--- Start of Stored data ---

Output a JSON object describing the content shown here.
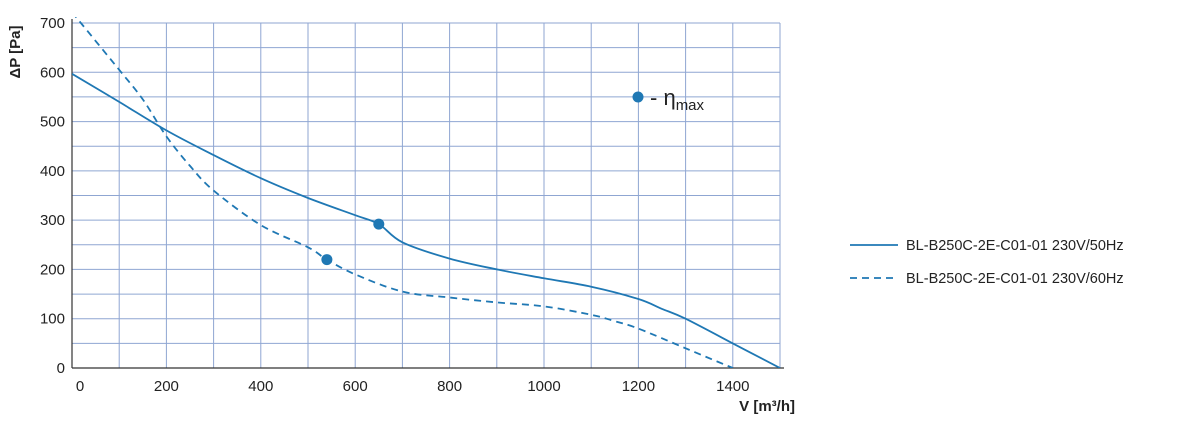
{
  "chart_data": {
    "type": "line",
    "xlabel": "V [m³/h]",
    "ylabel": "ΔP [Pa]",
    "xlim": [
      0,
      1500
    ],
    "ylim": [
      0,
      700
    ],
    "x_ticks": [
      0,
      200,
      400,
      600,
      800,
      1000,
      1200,
      1400
    ],
    "y_ticks": [
      0,
      100,
      200,
      300,
      400,
      500,
      600,
      700
    ],
    "x_grid_step": 100,
    "y_grid_step": 50,
    "grid": true,
    "legend_position": "right",
    "line_color": "#1f78b4",
    "grid_color": "#8fa6d2",
    "series": [
      {
        "name": "BL-B250C-2E-C01-01 230V/50Hz",
        "style": "solid",
        "x": [
          0,
          100,
          200,
          300,
          400,
          500,
          600,
          650,
          700,
          800,
          900,
          1000,
          1100,
          1200,
          1250,
          1300,
          1400,
          1500
        ],
        "y": [
          597,
          540,
          482,
          432,
          385,
          345,
          310,
          292,
          255,
          222,
          200,
          182,
          165,
          140,
          120,
          100,
          50,
          0
        ]
      },
      {
        "name": "BL-B250C-2E-C01-01 230V/60Hz",
        "style": "dashed",
        "x": [
          0,
          100,
          150,
          200,
          250,
          300,
          400,
          500,
          540,
          600,
          700,
          800,
          900,
          1000,
          1100,
          1150,
          1200,
          1300,
          1400
        ],
        "y": [
          722,
          605,
          545,
          470,
          410,
          360,
          290,
          245,
          220,
          190,
          155,
          143,
          133,
          125,
          108,
          95,
          80,
          40,
          0
        ]
      }
    ],
    "markers": [
      {
        "x": 650,
        "y": 292
      },
      {
        "x": 540,
        "y": 220
      }
    ],
    "annotation": {
      "prefix": "- η",
      "subscript": "max"
    }
  }
}
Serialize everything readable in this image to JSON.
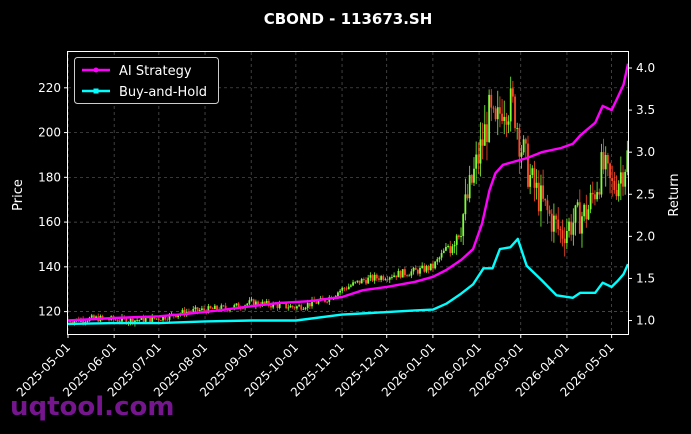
{
  "chart_data": {
    "type": "line",
    "title": "CBOND - 113673.SH",
    "ylabel_left": "Price",
    "ylabel_right": "Return",
    "ylim_left": [
      110,
      236
    ],
    "ylim_right": [
      0.84,
      4.19
    ],
    "yticks_left": [
      120,
      140,
      160,
      180,
      200,
      220
    ],
    "yticks_right": [
      1.0,
      1.5,
      2.0,
      2.5,
      3.0,
      3.5,
      4.0
    ],
    "xticks": [
      "2025-05-01",
      "2025-06-01",
      "2025-07-01",
      "2025-08-01",
      "2025-09-01",
      "2025-10-01",
      "2025-11-01",
      "2025-12-01",
      "2026-01-01",
      "2026-02-01",
      "2026-03-01",
      "2026-04-01",
      "2026-05-01"
    ],
    "xlim": [
      "2025-05-01",
      "2026-05-12"
    ],
    "grid": true,
    "legend_position": "top-left",
    "colors": {
      "ai": "#ff00ff",
      "bh": "#00ffff",
      "up": "#7cff3a",
      "down": "#ff4a2a",
      "grid": "#5a5a5a",
      "watermark": "#8a1aa8"
    },
    "series": [
      {
        "name": "AI Strategy",
        "axis": "right",
        "points": [
          [
            "2025-05-01",
            1.0
          ],
          [
            "2025-06-01",
            1.03
          ],
          [
            "2025-07-01",
            1.05
          ],
          [
            "2025-07-20",
            1.08
          ],
          [
            "2025-08-10",
            1.12
          ],
          [
            "2025-09-01",
            1.17
          ],
          [
            "2025-09-20",
            1.21
          ],
          [
            "2025-10-10",
            1.23
          ],
          [
            "2025-11-01",
            1.28
          ],
          [
            "2025-11-15",
            1.36
          ],
          [
            "2025-12-01",
            1.4
          ],
          [
            "2025-12-20",
            1.46
          ],
          [
            "2026-01-01",
            1.52
          ],
          [
            "2026-01-10",
            1.6
          ],
          [
            "2026-01-20",
            1.72
          ],
          [
            "2026-01-28",
            1.85
          ],
          [
            "2026-02-03",
            2.15
          ],
          [
            "2026-02-08",
            2.55
          ],
          [
            "2026-02-12",
            2.75
          ],
          [
            "2026-02-17",
            2.85
          ],
          [
            "2026-02-27",
            2.9
          ],
          [
            "2026-03-05",
            2.93
          ],
          [
            "2026-03-15",
            3.0
          ],
          [
            "2026-03-28",
            3.05
          ],
          [
            "2026-04-05",
            3.1
          ],
          [
            "2026-04-10",
            3.2
          ],
          [
            "2026-04-20",
            3.35
          ],
          [
            "2026-04-25",
            3.55
          ],
          [
            "2026-05-01",
            3.5
          ],
          [
            "2026-05-05",
            3.65
          ],
          [
            "2026-05-09",
            3.8
          ],
          [
            "2026-05-12",
            4.05
          ]
        ]
      },
      {
        "name": "Buy-and-Hold",
        "axis": "right",
        "points": [
          [
            "2025-05-01",
            0.96
          ],
          [
            "2025-06-01",
            0.97
          ],
          [
            "2025-07-01",
            0.97
          ],
          [
            "2025-08-01",
            0.99
          ],
          [
            "2025-09-01",
            1.0
          ],
          [
            "2025-10-01",
            1.0
          ],
          [
            "2025-11-01",
            1.07
          ],
          [
            "2025-11-20",
            1.09
          ],
          [
            "2025-12-01",
            1.1
          ],
          [
            "2025-12-20",
            1.12
          ],
          [
            "2026-01-01",
            1.13
          ],
          [
            "2026-01-10",
            1.2
          ],
          [
            "2026-01-20",
            1.32
          ],
          [
            "2026-01-28",
            1.43
          ],
          [
            "2026-02-04",
            1.62
          ],
          [
            "2026-02-10",
            1.62
          ],
          [
            "2026-02-15",
            1.85
          ],
          [
            "2026-02-22",
            1.87
          ],
          [
            "2026-02-27",
            1.97
          ],
          [
            "2026-03-05",
            1.65
          ],
          [
            "2026-03-15",
            1.48
          ],
          [
            "2026-03-25",
            1.3
          ],
          [
            "2026-04-05",
            1.27
          ],
          [
            "2026-04-10",
            1.33
          ],
          [
            "2026-04-20",
            1.33
          ],
          [
            "2026-04-25",
            1.45
          ],
          [
            "2026-05-01",
            1.4
          ],
          [
            "2026-05-05",
            1.47
          ],
          [
            "2026-05-09",
            1.55
          ],
          [
            "2026-05-12",
            1.67
          ]
        ]
      },
      {
        "name": "OHLC candles",
        "axis": "left",
        "close_path": [
          [
            "2025-05-01",
            116
          ],
          [
            "2025-05-20",
            117
          ],
          [
            "2025-06-10",
            116
          ],
          [
            "2025-07-01",
            117
          ],
          [
            "2025-07-20",
            120
          ],
          [
            "2025-08-05",
            121
          ],
          [
            "2025-08-20",
            122
          ],
          [
            "2025-09-01",
            124
          ],
          [
            "2025-09-15",
            123
          ],
          [
            "2025-10-01",
            122
          ],
          [
            "2025-10-20",
            125
          ],
          [
            "2025-11-01",
            130
          ],
          [
            "2025-11-15",
            134
          ],
          [
            "2025-12-01",
            136
          ],
          [
            "2025-12-20",
            138
          ],
          [
            "2026-01-01",
            140
          ],
          [
            "2026-01-10",
            148
          ],
          [
            "2026-01-20",
            160
          ],
          [
            "2026-01-28",
            180
          ],
          [
            "2026-02-03",
            195
          ],
          [
            "2026-02-08",
            208
          ],
          [
            "2026-02-12",
            200
          ],
          [
            "2026-02-17",
            215
          ],
          [
            "2026-02-25",
            210
          ],
          [
            "2026-03-01",
            195
          ],
          [
            "2026-03-08",
            178
          ],
          [
            "2026-03-18",
            165
          ],
          [
            "2026-03-28",
            155
          ],
          [
            "2026-04-05",
            160
          ],
          [
            "2026-04-15",
            165
          ],
          [
            "2026-04-25",
            185
          ],
          [
            "2026-05-01",
            175
          ],
          [
            "2026-05-06",
            180
          ],
          [
            "2026-05-12",
            190
          ]
        ]
      }
    ]
  },
  "watermark": "uqtool.com"
}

--- End of Stored data ---

Take each line of the material that contains the word "JSON" and list it.

Answer to the exercise:
Output a JSON object describing the content shown here.
Serialize everything readable in this image to JSON.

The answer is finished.